-- Exercise goal --
Write out exactly the lines from the one containing "Enumerate this screenshot's" through the last line of the records below, both included, and leave out any pictures.

(Data records)

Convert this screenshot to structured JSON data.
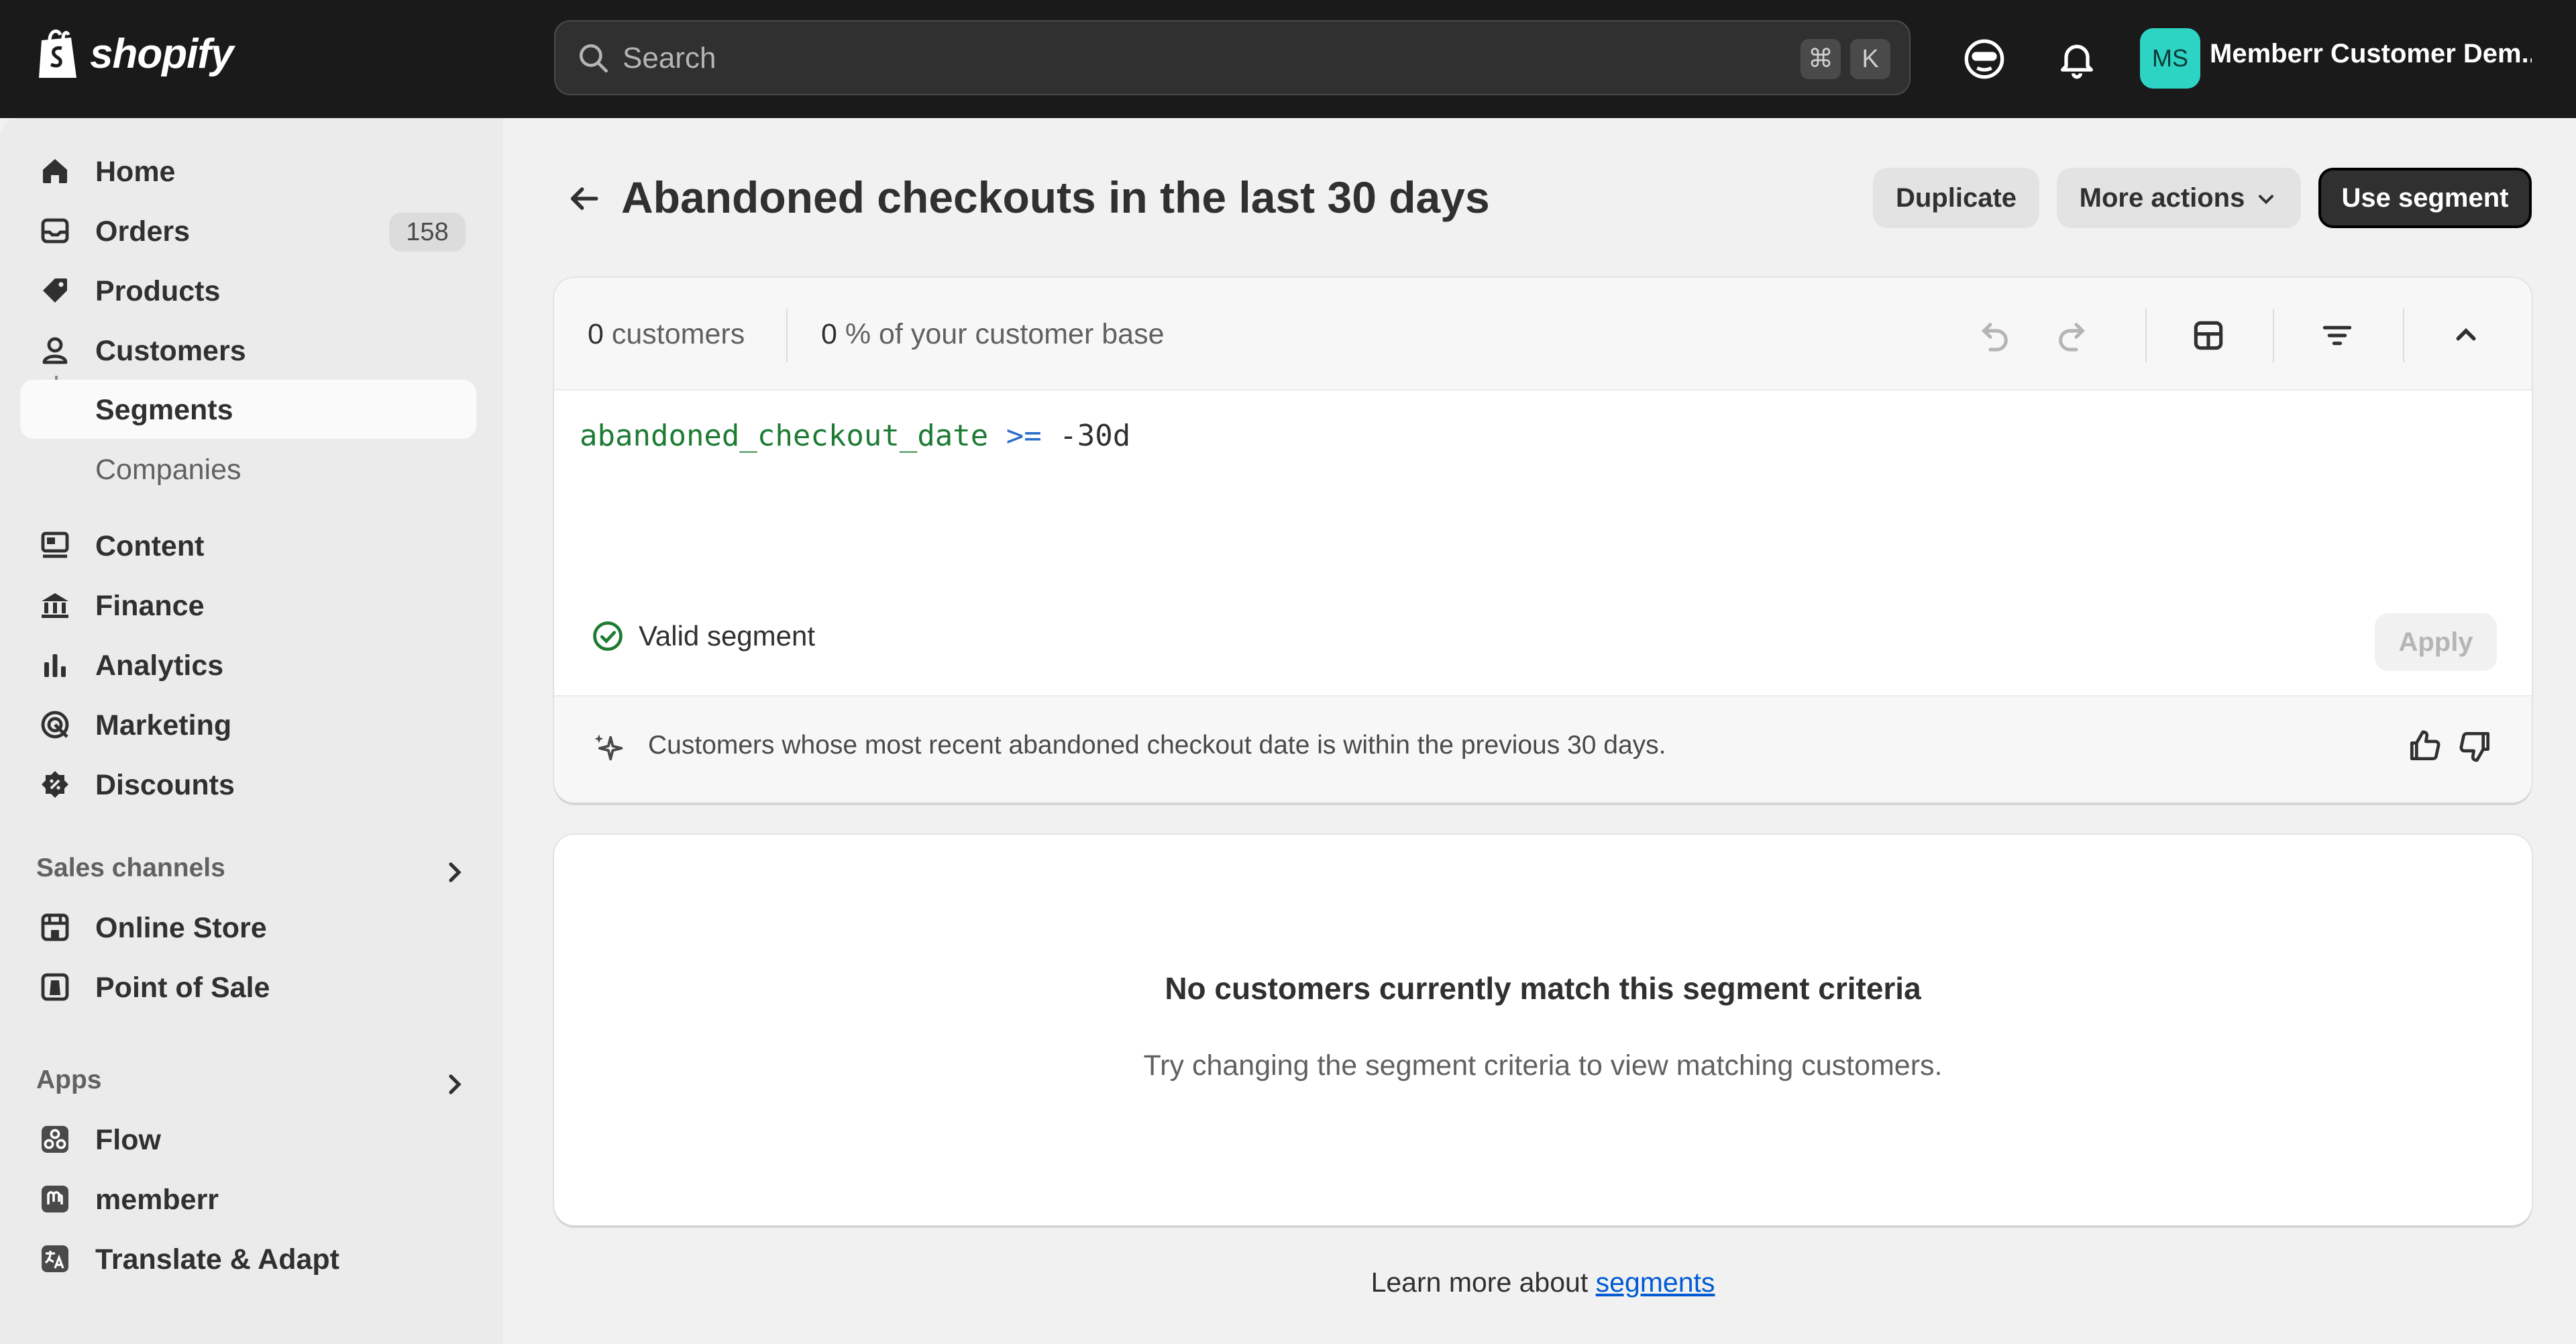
{
  "topbar": {
    "brand": "shopify",
    "search_placeholder": "Search",
    "shortcut_cmd": "⌘",
    "shortcut_key": "K",
    "avatar_initials": "MS",
    "store_name": "Memberr Customer Dem..."
  },
  "sidebar": {
    "items": [
      {
        "label": "Home",
        "icon": "home-icon"
      },
      {
        "label": "Orders",
        "icon": "orders-icon",
        "badge": "158"
      },
      {
        "label": "Products",
        "icon": "tag-icon"
      },
      {
        "label": "Customers",
        "icon": "person-icon"
      },
      {
        "label": "Segments"
      },
      {
        "label": "Companies"
      },
      {
        "label": "Content",
        "icon": "content-icon"
      },
      {
        "label": "Finance",
        "icon": "bank-icon"
      },
      {
        "label": "Analytics",
        "icon": "bar-chart-icon"
      },
      {
        "label": "Marketing",
        "icon": "target-icon"
      },
      {
        "label": "Discounts",
        "icon": "discount-icon"
      }
    ],
    "sales_channels": {
      "label": "Sales channels",
      "items": [
        {
          "label": "Online Store",
          "icon": "store-icon"
        },
        {
          "label": "Point of Sale",
          "icon": "pos-icon"
        }
      ]
    },
    "apps": {
      "label": "Apps",
      "items": [
        {
          "label": "Flow",
          "icon": "flow-icon"
        },
        {
          "label": "memberr",
          "icon": "memberr-icon"
        },
        {
          "label": "Translate & Adapt",
          "icon": "translate-icon"
        }
      ]
    }
  },
  "page": {
    "title": "Abandoned checkouts in the last 30 days",
    "duplicate_label": "Duplicate",
    "more_actions_label": "More actions",
    "use_segment_label": "Use segment"
  },
  "segment": {
    "customers_count": "0",
    "customers_label": "customers",
    "base_percent": "0",
    "base_label": "% of your customer base",
    "query_field": "abandoned_checkout_date",
    "query_operator": ">=",
    "query_value": "-30d",
    "status": "Valid segment",
    "apply_label": "Apply",
    "summary": "Customers whose most recent abandoned checkout date is within the previous 30 days."
  },
  "empty_state": {
    "title": "No customers currently match this segment criteria",
    "subtitle": "Try changing the segment criteria to view matching customers."
  },
  "footer": {
    "learn_prefix": "Learn more about",
    "learn_link": "segments"
  },
  "colors": {
    "topbar": "#1a1a1a",
    "avatar": "#2dd4c4",
    "query_field": "#1e7b34",
    "query_operator": "#2c6ecb",
    "valid_green": "#1e7b34",
    "link": "#005bd3"
  }
}
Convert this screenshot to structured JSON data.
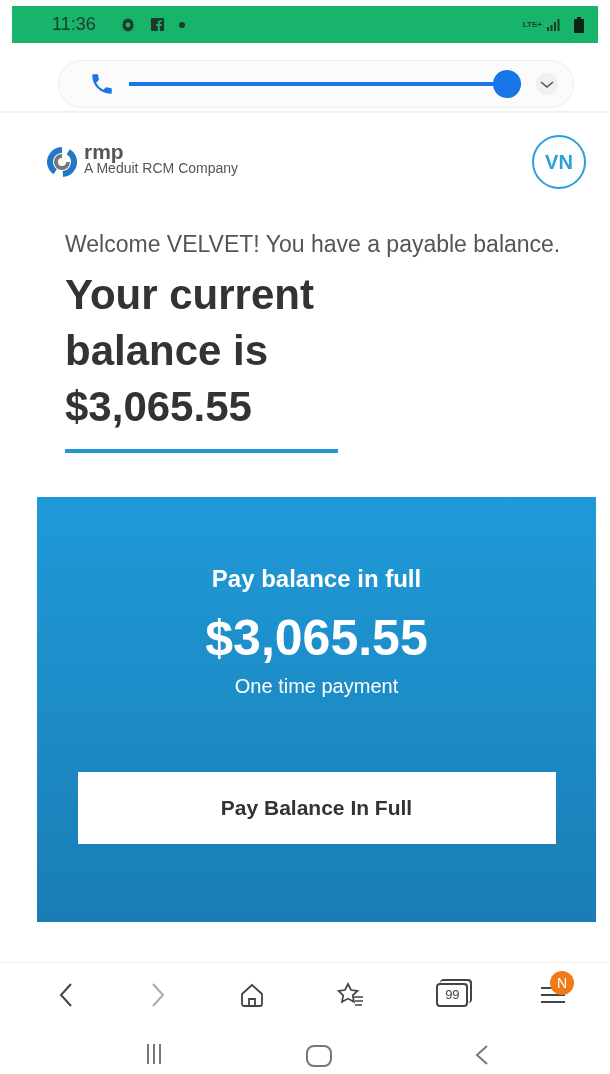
{
  "status_bar": {
    "time": "11:36",
    "network": "LTE+"
  },
  "browser_bar": {
    "call_slider": {
      "level": 1
    }
  },
  "header": {
    "logo_text": "rmp",
    "logo_tagline": "A Meduit RCM Company",
    "avatar": "VN"
  },
  "welcome": "Welcome VELVET! You have a payable balance.",
  "balance_heading": "Your current balance is $3,065.55",
  "pay_card": {
    "title": "Pay balance in full",
    "amount": "$3,065.55",
    "subtitle": "One time payment",
    "button": "Pay Balance In Full"
  },
  "bottom_nav": {
    "tabs_count": "99",
    "menu_badge": "N"
  }
}
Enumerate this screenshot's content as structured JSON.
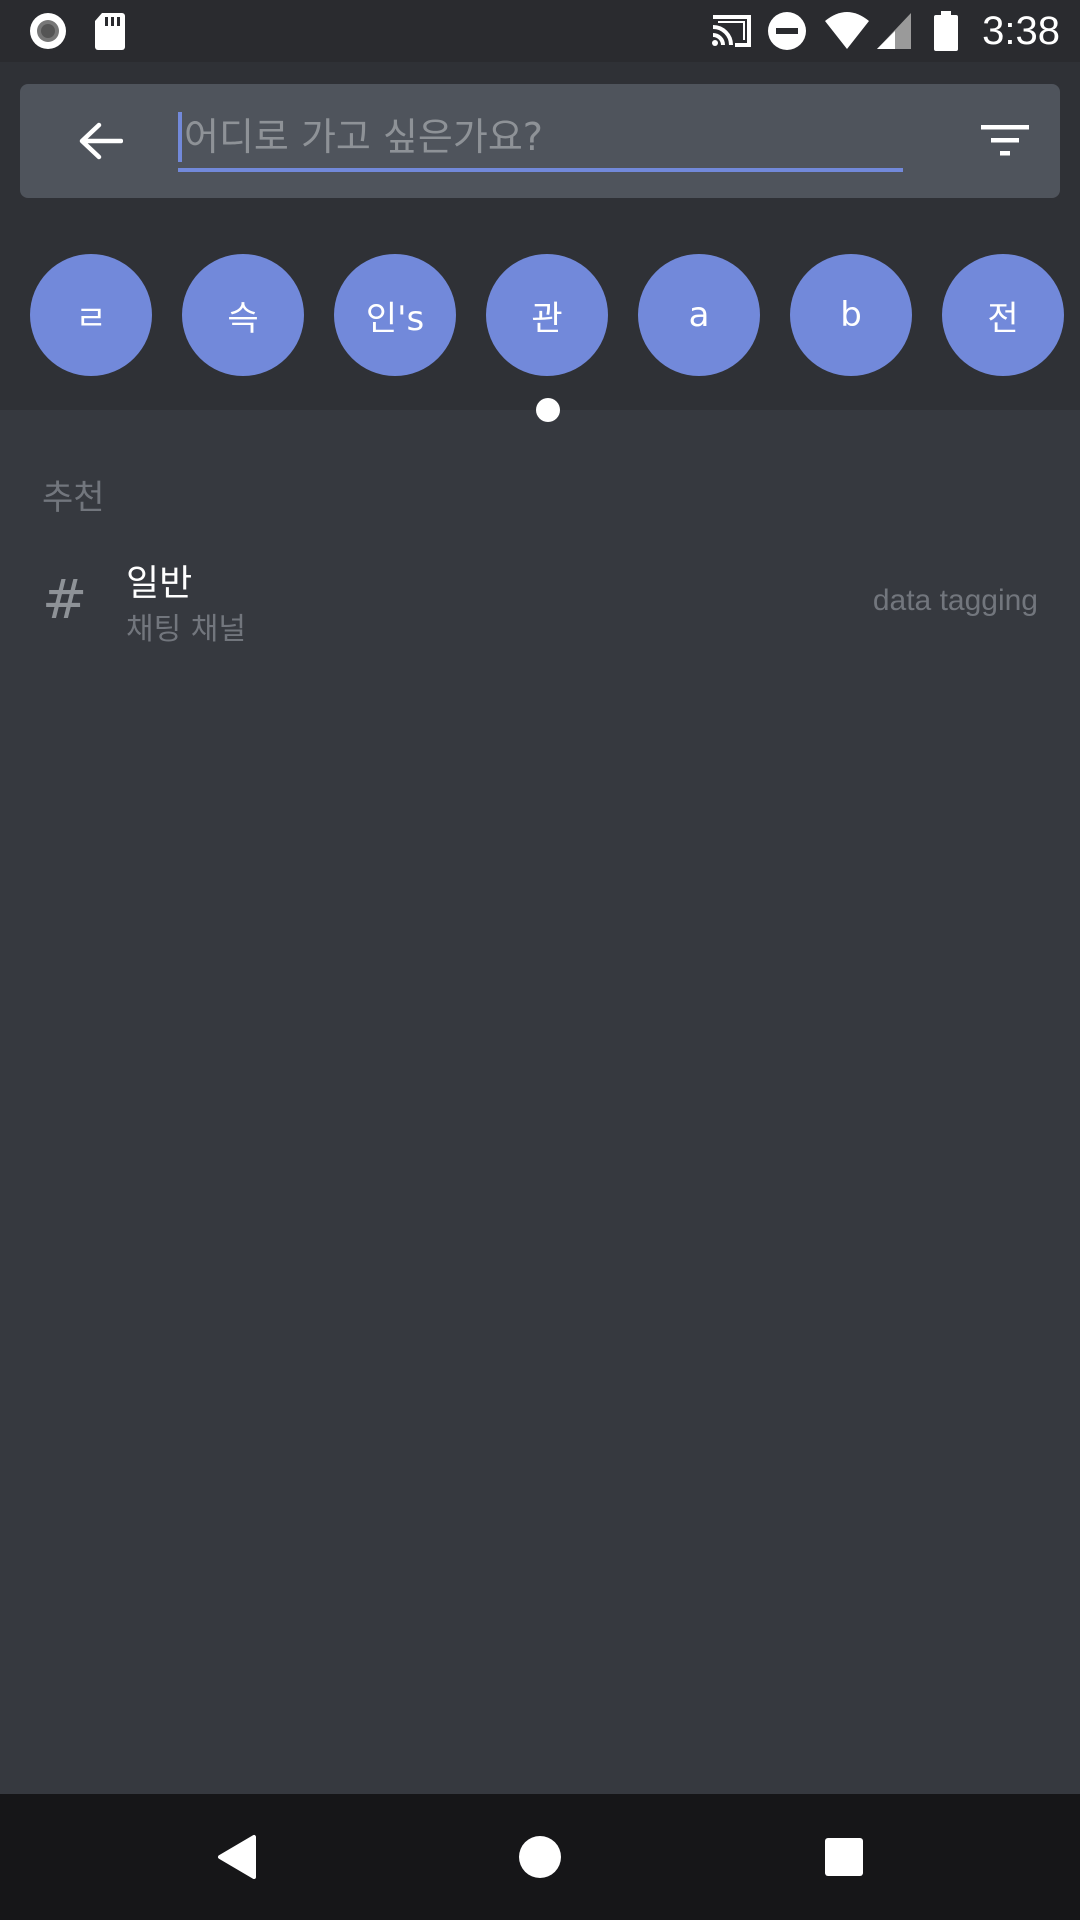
{
  "status_bar": {
    "time": "3:38",
    "icons": [
      "record-icon",
      "sd-card-icon",
      "cast-icon",
      "do-not-disturb-icon",
      "wifi-icon",
      "cell-signal-icon",
      "battery-icon"
    ]
  },
  "search": {
    "placeholder": "어디로 가고 싶은가요?",
    "value": ""
  },
  "servers": [
    "ㄹ",
    "슥",
    "인's",
    "관",
    "a",
    "b",
    "전"
  ],
  "section": {
    "title": "추천"
  },
  "channels": [
    {
      "name": "일반",
      "description": "채팅 채널",
      "server": "data tagging"
    }
  ],
  "colors": {
    "accent": "#7289da",
    "background": "#36393f",
    "header": "#2f3136",
    "search_bar": "#4f545c"
  }
}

-- Solution to this problem --
Enumerate this screenshot's content as structured JSON.
{
  "status_bar": {
    "time": "3:38",
    "icons": [
      "record-icon",
      "sd-card-icon",
      "cast-icon",
      "do-not-disturb-icon",
      "wifi-icon",
      "cell-signal-icon",
      "battery-icon"
    ]
  },
  "search": {
    "placeholder": "어디로 가고 싶은가요?",
    "value": ""
  },
  "servers": [
    "ㄹ",
    "슥",
    "인's",
    "관",
    "a",
    "b",
    "전"
  ],
  "section": {
    "title": "추천"
  },
  "channels": [
    {
      "name": "일반",
      "description": "채팅 채널",
      "server": "data tagging"
    }
  ],
  "colors": {
    "accent": "#7289da",
    "background": "#36393f",
    "header": "#2f3136",
    "search_bar": "#4f545c"
  }
}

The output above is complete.